*Problem requirements*. Copy the listing below in full and skip every picture.

*Materials provided*.
************
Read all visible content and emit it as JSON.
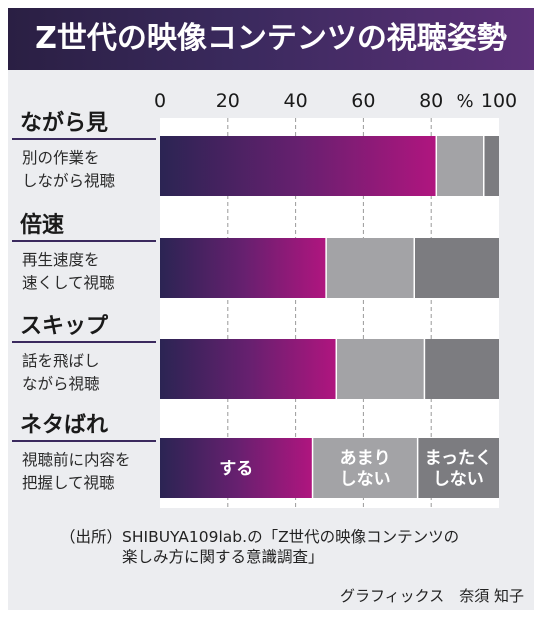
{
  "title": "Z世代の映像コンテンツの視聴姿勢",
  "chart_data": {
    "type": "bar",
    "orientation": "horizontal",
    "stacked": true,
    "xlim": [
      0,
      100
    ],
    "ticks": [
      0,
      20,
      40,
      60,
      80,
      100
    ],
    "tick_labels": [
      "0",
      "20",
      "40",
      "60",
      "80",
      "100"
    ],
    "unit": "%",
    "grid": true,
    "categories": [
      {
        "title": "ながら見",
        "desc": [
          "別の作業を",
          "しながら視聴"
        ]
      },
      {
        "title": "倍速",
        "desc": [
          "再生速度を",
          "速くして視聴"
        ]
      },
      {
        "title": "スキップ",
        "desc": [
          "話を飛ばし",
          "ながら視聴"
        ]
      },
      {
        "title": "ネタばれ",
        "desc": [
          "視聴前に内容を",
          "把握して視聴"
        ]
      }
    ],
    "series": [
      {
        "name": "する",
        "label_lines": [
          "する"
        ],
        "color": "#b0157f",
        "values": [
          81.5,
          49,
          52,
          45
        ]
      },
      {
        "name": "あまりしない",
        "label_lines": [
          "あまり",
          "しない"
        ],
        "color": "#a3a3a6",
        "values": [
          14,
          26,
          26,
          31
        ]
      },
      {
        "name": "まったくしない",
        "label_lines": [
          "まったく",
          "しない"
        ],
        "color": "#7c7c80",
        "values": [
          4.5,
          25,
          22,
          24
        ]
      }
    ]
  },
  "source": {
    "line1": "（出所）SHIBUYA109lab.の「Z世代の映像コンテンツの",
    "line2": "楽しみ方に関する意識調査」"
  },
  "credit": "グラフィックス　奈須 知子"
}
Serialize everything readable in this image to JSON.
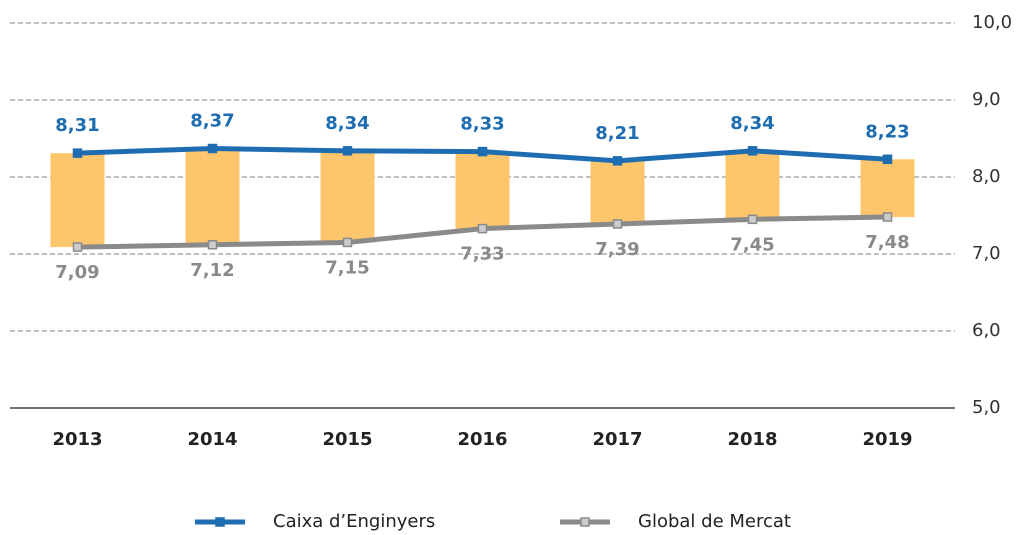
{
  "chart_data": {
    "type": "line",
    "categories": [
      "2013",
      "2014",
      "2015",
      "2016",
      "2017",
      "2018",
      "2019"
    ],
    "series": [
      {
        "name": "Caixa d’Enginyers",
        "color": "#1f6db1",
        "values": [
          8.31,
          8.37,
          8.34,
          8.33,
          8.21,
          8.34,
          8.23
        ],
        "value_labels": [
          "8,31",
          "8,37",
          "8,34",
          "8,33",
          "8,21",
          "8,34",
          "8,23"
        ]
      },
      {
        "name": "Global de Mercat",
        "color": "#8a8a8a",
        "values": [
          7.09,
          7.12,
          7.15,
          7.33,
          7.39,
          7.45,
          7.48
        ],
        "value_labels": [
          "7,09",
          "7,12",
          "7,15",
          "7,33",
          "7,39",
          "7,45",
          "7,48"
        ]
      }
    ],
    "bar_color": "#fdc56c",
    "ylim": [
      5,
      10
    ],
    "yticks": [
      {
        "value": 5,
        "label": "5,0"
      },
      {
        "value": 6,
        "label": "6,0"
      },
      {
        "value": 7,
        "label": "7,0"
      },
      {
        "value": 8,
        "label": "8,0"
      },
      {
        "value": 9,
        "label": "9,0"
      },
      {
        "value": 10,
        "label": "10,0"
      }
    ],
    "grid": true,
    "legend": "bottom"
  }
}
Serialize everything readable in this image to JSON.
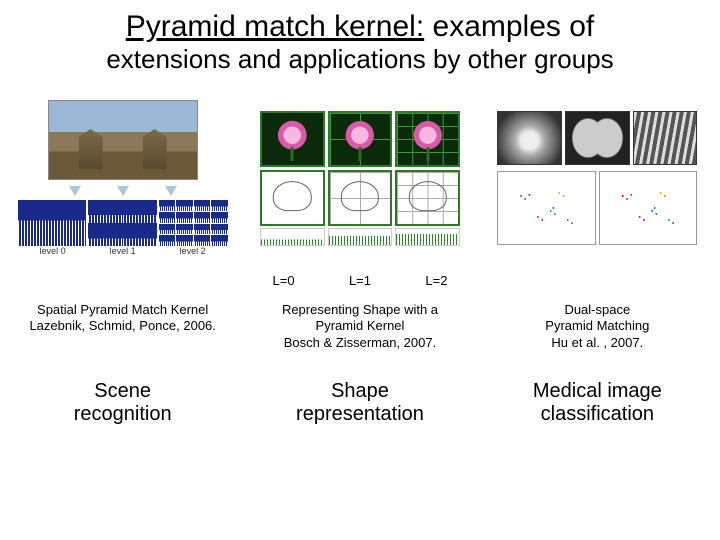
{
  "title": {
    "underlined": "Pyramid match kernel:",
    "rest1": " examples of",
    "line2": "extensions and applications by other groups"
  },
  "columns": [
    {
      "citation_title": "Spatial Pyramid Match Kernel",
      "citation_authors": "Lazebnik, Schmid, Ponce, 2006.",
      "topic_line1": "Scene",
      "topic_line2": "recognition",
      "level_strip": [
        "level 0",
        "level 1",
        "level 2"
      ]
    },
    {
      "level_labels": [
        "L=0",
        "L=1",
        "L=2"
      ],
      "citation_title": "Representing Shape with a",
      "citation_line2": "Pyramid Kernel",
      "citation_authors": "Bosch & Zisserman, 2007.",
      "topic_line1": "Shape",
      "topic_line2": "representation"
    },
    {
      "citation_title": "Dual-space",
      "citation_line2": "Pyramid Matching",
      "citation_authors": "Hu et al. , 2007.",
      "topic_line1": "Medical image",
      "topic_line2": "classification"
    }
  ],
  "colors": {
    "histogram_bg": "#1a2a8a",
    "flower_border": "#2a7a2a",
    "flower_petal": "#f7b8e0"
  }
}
************
*Final result*.
Read all visible content and emit it as JSON.
{
  "title": "Z世代の映像コンテンツの視聴姿勢",
  "chart_data": {
    "type": "bar",
    "orientation": "horizontal",
    "stacked": true,
    "xlim": [
      0,
      100
    ],
    "ticks": [
      0,
      20,
      40,
      60,
      80,
      100
    ],
    "tick_labels": [
      "0",
      "20",
      "40",
      "60",
      "80",
      "100"
    ],
    "unit": "%",
    "grid": true,
    "categories": [
      {
        "title": "ながら見",
        "desc": [
          "別の作業を",
          "しながら視聴"
        ]
      },
      {
        "title": "倍速",
        "desc": [
          "再生速度を",
          "速くして視聴"
        ]
      },
      {
        "title": "スキップ",
        "desc": [
          "話を飛ばし",
          "ながら視聴"
        ]
      },
      {
        "title": "ネタばれ",
        "desc": [
          "視聴前に内容を",
          "把握して視聴"
        ]
      }
    ],
    "series": [
      {
        "name": "する",
        "label_lines": [
          "する"
        ],
        "color": "#b0157f",
        "values": [
          81.5,
          49,
          52,
          45
        ]
      },
      {
        "name": "あまりしない",
        "label_lines": [
          "あまり",
          "しない"
        ],
        "color": "#a3a3a6",
        "values": [
          14,
          26,
          26,
          31
        ]
      },
      {
        "name": "まったくしない",
        "label_lines": [
          "まったく",
          "しない"
        ],
        "color": "#7c7c80",
        "values": [
          4.5,
          25,
          22,
          24
        ]
      }
    ]
  },
  "source": {
    "line1": "（出所）SHIBUYA109lab.の「Z世代の映像コンテンツの",
    "line2": "楽しみ方に関する意識調査」"
  },
  "credit": "グラフィックス　奈須 知子"
}
Serialize everything readable in this image to JSON.
{
  "chart_data": {
    "type": "line",
    "categories": [
      "2013",
      "2014",
      "2015",
      "2016",
      "2017",
      "2018",
      "2019"
    ],
    "series": [
      {
        "name": "Caixa d’Enginyers",
        "color": "#1f6db1",
        "values": [
          8.31,
          8.37,
          8.34,
          8.33,
          8.21,
          8.34,
          8.23
        ],
        "value_labels": [
          "8,31",
          "8,37",
          "8,34",
          "8,33",
          "8,21",
          "8,34",
          "8,23"
        ]
      },
      {
        "name": "Global de Mercat",
        "color": "#8a8a8a",
        "values": [
          7.09,
          7.12,
          7.15,
          7.33,
          7.39,
          7.45,
          7.48
        ],
        "value_labels": [
          "7,09",
          "7,12",
          "7,15",
          "7,33",
          "7,39",
          "7,45",
          "7,48"
        ]
      }
    ],
    "bar_color": "#fdc56c",
    "ylim": [
      5,
      10
    ],
    "yticks": [
      {
        "value": 5,
        "label": "5,0"
      },
      {
        "value": 6,
        "label": "6,0"
      },
      {
        "value": 7,
        "label": "7,0"
      },
      {
        "value": 8,
        "label": "8,0"
      },
      {
        "value": 9,
        "label": "9,0"
      },
      {
        "value": 10,
        "label": "10,0"
      }
    ],
    "grid": true,
    "legend": "bottom"
  }
}
Serialize everything readable in this image to JSON.
{
  "title": {
    "underlined": "Pyramid match kernel:",
    "rest1": " examples of",
    "line2": "extensions and applications by other groups"
  },
  "columns": [
    {
      "citation_title": "Spatial Pyramid Match Kernel",
      "citation_authors": "Lazebnik, Schmid, Ponce, 2006.",
      "topic_line1": "Scene",
      "topic_line2": "recognition",
      "level_strip": [
        "level 0",
        "level 1",
        "level 2"
      ]
    },
    {
      "level_labels": [
        "L=0",
        "L=1",
        "L=2"
      ],
      "citation_title": "Representing Shape with a",
      "citation_line2": "Pyramid Kernel",
      "citation_authors": "Bosch & Zisserman, 2007.",
      "topic_line1": "Shape",
      "topic_line2": "representation"
    },
    {
      "citation_title": "Dual-space",
      "citation_line2": "Pyramid Matching",
      "citation_authors": "Hu et al. , 2007.",
      "topic_line1": "Medical image",
      "topic_line2": "classification"
    }
  ],
  "colors": {
    "histogram_bg": "#1a2a8a",
    "flower_border": "#2a7a2a",
    "flower_petal": "#f7b8e0"
  }
}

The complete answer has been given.